▶ Instruction: Copy each of the following lines without changing a word.

▶ Provided information:
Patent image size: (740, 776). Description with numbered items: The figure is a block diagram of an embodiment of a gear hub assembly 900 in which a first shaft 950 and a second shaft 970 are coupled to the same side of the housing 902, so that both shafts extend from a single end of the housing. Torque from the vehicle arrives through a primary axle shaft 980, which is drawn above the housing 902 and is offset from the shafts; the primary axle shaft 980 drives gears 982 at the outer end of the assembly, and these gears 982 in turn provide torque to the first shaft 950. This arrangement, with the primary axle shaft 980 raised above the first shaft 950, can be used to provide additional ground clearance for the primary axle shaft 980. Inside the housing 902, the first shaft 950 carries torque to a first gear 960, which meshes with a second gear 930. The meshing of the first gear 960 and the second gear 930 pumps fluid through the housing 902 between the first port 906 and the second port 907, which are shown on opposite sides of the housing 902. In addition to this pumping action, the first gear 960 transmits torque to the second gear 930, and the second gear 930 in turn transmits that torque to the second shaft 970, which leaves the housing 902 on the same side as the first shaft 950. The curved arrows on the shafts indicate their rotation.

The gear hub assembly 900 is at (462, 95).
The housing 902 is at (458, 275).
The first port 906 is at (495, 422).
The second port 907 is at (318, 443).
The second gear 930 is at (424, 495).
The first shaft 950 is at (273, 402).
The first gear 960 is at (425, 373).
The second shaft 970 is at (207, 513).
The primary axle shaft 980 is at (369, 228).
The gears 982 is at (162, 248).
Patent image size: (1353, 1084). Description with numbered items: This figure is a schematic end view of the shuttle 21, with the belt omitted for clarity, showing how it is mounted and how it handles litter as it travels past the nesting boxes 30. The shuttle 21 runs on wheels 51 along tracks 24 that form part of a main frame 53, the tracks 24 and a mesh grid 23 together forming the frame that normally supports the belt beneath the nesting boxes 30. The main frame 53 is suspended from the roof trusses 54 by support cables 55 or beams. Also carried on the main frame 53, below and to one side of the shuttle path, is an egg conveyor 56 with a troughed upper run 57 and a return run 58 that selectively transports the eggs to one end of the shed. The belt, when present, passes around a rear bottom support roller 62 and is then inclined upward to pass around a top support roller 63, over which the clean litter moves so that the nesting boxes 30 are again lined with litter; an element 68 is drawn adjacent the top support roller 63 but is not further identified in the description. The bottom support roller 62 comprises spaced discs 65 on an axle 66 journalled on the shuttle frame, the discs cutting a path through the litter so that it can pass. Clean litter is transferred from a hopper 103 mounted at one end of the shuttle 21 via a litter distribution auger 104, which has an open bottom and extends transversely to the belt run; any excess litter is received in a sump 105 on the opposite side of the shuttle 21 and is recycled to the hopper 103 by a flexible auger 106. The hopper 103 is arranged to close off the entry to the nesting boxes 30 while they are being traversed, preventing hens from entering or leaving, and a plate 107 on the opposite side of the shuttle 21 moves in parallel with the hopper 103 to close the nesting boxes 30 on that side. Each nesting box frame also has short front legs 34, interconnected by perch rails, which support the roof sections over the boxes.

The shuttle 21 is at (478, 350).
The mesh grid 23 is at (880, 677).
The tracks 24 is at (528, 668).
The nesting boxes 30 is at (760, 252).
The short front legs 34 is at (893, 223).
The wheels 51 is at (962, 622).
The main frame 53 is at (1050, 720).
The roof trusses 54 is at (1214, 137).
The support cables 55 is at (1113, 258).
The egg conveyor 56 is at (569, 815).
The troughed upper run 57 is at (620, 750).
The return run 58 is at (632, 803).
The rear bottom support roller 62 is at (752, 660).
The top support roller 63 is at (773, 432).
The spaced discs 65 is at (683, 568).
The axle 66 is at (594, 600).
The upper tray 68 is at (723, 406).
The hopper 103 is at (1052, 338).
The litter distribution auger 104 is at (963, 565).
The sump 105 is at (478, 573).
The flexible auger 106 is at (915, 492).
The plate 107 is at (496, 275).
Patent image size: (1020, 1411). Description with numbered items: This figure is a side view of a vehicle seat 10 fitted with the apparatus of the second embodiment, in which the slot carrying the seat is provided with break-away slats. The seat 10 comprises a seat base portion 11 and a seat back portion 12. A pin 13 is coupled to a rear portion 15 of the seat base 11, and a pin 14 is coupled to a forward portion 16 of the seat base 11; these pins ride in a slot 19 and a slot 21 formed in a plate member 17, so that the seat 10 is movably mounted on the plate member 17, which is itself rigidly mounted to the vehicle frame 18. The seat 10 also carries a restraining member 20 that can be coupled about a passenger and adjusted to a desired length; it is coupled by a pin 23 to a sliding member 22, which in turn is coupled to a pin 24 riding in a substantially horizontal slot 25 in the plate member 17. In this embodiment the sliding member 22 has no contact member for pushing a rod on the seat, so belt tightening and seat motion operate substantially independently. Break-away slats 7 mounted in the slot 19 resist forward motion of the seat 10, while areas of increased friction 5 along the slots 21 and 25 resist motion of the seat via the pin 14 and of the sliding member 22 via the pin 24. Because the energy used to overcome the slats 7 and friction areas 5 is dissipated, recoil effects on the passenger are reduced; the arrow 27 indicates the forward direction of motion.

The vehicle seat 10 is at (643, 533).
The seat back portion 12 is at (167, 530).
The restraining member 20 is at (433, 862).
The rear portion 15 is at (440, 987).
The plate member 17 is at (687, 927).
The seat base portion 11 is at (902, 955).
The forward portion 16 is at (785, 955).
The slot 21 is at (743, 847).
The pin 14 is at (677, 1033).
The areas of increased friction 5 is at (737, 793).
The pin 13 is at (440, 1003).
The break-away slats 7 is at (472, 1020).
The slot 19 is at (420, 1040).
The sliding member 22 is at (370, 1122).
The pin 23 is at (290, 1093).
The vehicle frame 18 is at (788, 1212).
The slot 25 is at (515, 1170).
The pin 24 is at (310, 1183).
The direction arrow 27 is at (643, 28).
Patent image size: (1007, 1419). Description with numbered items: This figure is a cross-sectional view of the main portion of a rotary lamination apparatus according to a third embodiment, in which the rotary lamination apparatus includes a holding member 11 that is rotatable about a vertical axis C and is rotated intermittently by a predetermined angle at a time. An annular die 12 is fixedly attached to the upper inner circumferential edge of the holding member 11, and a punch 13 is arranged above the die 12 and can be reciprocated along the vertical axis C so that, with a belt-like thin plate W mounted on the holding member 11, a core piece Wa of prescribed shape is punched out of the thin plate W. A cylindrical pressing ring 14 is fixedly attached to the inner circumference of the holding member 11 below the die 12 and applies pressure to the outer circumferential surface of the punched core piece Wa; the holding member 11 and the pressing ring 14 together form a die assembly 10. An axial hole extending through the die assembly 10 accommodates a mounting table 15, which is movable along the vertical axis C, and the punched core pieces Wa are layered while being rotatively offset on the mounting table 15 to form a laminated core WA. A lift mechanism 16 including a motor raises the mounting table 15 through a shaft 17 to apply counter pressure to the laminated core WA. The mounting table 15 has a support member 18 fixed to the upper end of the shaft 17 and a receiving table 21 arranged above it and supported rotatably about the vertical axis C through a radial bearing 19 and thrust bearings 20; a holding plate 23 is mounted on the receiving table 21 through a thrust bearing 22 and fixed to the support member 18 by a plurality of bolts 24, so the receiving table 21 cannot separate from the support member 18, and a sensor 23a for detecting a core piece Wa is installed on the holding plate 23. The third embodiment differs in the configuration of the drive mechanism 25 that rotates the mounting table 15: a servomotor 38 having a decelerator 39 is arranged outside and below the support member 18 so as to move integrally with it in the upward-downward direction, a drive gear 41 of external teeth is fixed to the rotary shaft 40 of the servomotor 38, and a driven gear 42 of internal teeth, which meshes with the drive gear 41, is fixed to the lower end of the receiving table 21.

▶ Output of the exercise:
Patent image size: (740, 776). Description with numbered items: The figure is a block diagram of an embodiment of a gear hub assembly 900 in which a first shaft 950 and a second shaft 970 are coupled to the same side of the housing 902, so that both shafts extend from a single end of the housing. Torque from the vehicle arrives through a primary axle shaft 980, which is drawn above the housing 902 and is offset from the shafts; the primary axle shaft 980 drives gears 982 at the outer end of the assembly, and these gears 982 in turn provide torque to the first shaft 950. This arrangement, with the primary axle shaft 980 raised above the first shaft 950, can be used to provide additional ground clearance for the primary axle shaft 980. Inside the housing 902, the first shaft 950 carries torque to a first gear 960, which meshes with a second gear 930. The meshing of the first gear 960 and the second gear 930 pumps fluid through the housing 902 between the first port 906 and the second port 907, which are shown on opposite sides of the housing 902. In addition to this pumping action, the first gear 960 transmits torque to the second gear 930, and the second gear 930 in turn transmits that torque to the second shaft 970, which leaves the housing 902 on the same side as the first shaft 950. The curved arrows on the shafts indicate their rotation.

The gear hub assembly 900 is at (462, 95).
The housing 902 is at (458, 275).
The first port 906 is at (495, 422).
The second port 907 is at (318, 443).
The second gear 930 is at (424, 495).
The first shaft 950 is at (273, 402).
The first gear 960 is at (425, 373).
The second shaft 970 is at (207, 513).
The primary axle shaft 980 is at (369, 228).
The gears 982 is at (162, 248).
Patent image size: (1353, 1084). Description with numbered items: This figure is a schematic end view of the shuttle 21, with the belt omitted for clarity, showing how it is mounted and how it handles litter as it travels past the nesting boxes 30. The shuttle 21 runs on wheels 51 along tracks 24 that form part of a main frame 53, the tracks 24 and a mesh grid 23 together forming the frame that normally supports the belt beneath the nesting boxes 30. The main frame 53 is suspended from the roof trusses 54 by support cables 55 or beams. Also carried on the main frame 53, below and to one side of the shuttle path, is an egg conveyor 56 with a troughed upper run 57 and a return run 58 that selectively transports the eggs to one end of the shed. The belt, when present, passes around a rear bottom support roller 62 and is then inclined upward to pass around a top support roller 63, over which the clean litter moves so that the nesting boxes 30 are again lined with litter; an element 68 is drawn adjacent the top support roller 63 but is not further identified in the description. The bottom support roller 62 comprises spaced discs 65 on an axle 66 journalled on the shuttle frame, the discs cutting a path through the litter so that it can pass. Clean litter is transferred from a hopper 103 mounted at one end of the shuttle 21 via a litter distribution auger 104, which has an open bottom and extends transversely to the belt run; any excess litter is received in a sump 105 on the opposite side of the shuttle 21 and is recycled to the hopper 103 by a flexible auger 106. The hopper 103 is arranged to close off the entry to the nesting boxes 30 while they are being traversed, preventing hens from entering or leaving, and a plate 107 on the opposite side of the shuttle 21 moves in parallel with the hopper 103 to close the nesting boxes 30 on that side. Each nesting box frame also has short front legs 34, interconnected by perch rails, which support the roof sections over the boxes.

The shuttle 21 is at (478, 350).
The mesh grid 23 is at (880, 677).
The tracks 24 is at (528, 668).
The nesting boxes 30 is at (760, 252).
The short front legs 34 is at (893, 223).
The wheels 51 is at (962, 622).
The main frame 53 is at (1050, 720).
The roof trusses 54 is at (1214, 137).
The support cables 55 is at (1113, 258).
The egg conveyor 56 is at (569, 815).
The troughed upper run 57 is at (620, 750).
The return run 58 is at (632, 803).
The rear bottom support roller 62 is at (752, 660).
The top support roller 63 is at (773, 432).
The spaced discs 65 is at (683, 568).
The axle 66 is at (594, 600).
The upper tray 68 is at (723, 406).
The hopper 103 is at (1052, 338).
The litter distribution auger 104 is at (963, 565).
The sump 105 is at (478, 573).
The flexible auger 106 is at (915, 492).
The plate 107 is at (496, 275).
Patent image size: (1020, 1411). Description with numbered items: This figure is a side view of a vehicle seat 10 fitted with the apparatus of the second embodiment, in which the slot carrying the seat is provided with break-away slats. The seat 10 comprises a seat base portion 11 and a seat back portion 12. A pin 13 is coupled to a rear portion 15 of the seat base 11, and a pin 14 is coupled to a forward portion 16 of the seat base 11; these pins ride in a slot 19 and a slot 21 formed in a plate member 17, so that the seat 10 is movably mounted on the plate member 17, which is itself rigidly mounted to the vehicle frame 18. The seat 10 also carries a restraining member 20 that can be coupled about a passenger and adjusted to a desired length; it is coupled by a pin 23 to a sliding member 22, which in turn is coupled to a pin 24 riding in a substantially horizontal slot 25 in the plate member 17. In this embodiment the sliding member 22 has no contact member for pushing a rod on the seat, so belt tightening and seat motion operate substantially independently. Break-away slats 7 mounted in the slot 19 resist forward motion of the seat 10, while areas of increased friction 5 along the slots 21 and 25 resist motion of the seat via the pin 14 and of the sliding member 22 via the pin 24. Because the energy used to overcome the slats 7 and friction areas 5 is dissipated, recoil effects on the passenger are reduced; the arrow 27 indicates the forward direction of motion.

The vehicle seat 10 is at (643, 533).
The seat back portion 12 is at (167, 530).
The restraining member 20 is at (433, 862).
The rear portion 15 is at (440, 987).
The plate member 17 is at (687, 927).
The seat base portion 11 is at (902, 955).
The forward portion 16 is at (785, 955).
The slot 21 is at (743, 847).
The pin 14 is at (677, 1033).
The areas of increased friction 5 is at (737, 793).
The pin 13 is at (440, 1003).
The break-away slats 7 is at (472, 1020).
The slot 19 is at (420, 1040).
The sliding member 22 is at (370, 1122).
The pin 23 is at (290, 1093).
The vehicle frame 18 is at (788, 1212).
The slot 25 is at (515, 1170).
The pin 24 is at (310, 1183).
The direction arrow 27 is at (643, 28).
Patent image size: (1007, 1419). Description with numbered items: This figure is a cross-sectional view of the main portion of a rotary lamination apparatus according to a third embodiment, in which the rotary lamination apparatus includes a holding member 11 that is rotatable about a vertical axis C and is rotated intermittently by a predetermined angle at a time. An annular die 12 is fixedly attached to the upper inner circumferential edge of the holding member 11, and a punch 13 is arranged above the die 12 and can be reciprocated along the vertical axis C so that, with a belt-like thin plate W mounted on the holding member 11, a core piece Wa of prescribed shape is punched out of the thin plate W. A cylindrical pressing ring 14 is fixedly attached to the inner circumference of the holding member 11 below the die 12 and applies pressure to the outer circumferential surface of the punched core piece Wa; the holding member 11 and the pressing ring 14 together form a die assembly 10. An axial hole extending through the die assembly 10 accommodates a mounting table 15, which is movable along the vertical axis C, and the punched core pieces Wa are layered while being rotatively offset on the mounting table 15 to form a laminated core WA. A lift mechanism 16 including a motor raises the mounting table 15 through a shaft 17 to apply counter pressure to the laminated core WA. The mounting table 15 has a support member 18 fixed to the upper end of the shaft 17 and a receiving table 21 arranged above it and supported rotatably about the vertical axis C through a radial bearing 19 and thrust bearings 20; a holding plate 23 is mounted on the receiving table 21 through a thrust bearing 22 and fixed to the support member 18 by a plurality of bolts 24, so the receiving table 21 cannot separate from the support member 18, and a sensor 23a for detecting a core piece Wa is installed on the holding plate 23. The third embodiment differs in the configuration of the drive mechanism 25 that rotates the mounting table 15: a servomotor 38 having a decelerator 39 is arranged outside and below the support member 18 so as to move integrally with it in the upward-downward direction, a drive gear 41 of external teeth is fixed to the rotary shaft 40 of the servomotor 38, and a driven gear 42 of internal teeth, which meshes with the drive gear 41, is fixed to the lower end of the receiving table 21.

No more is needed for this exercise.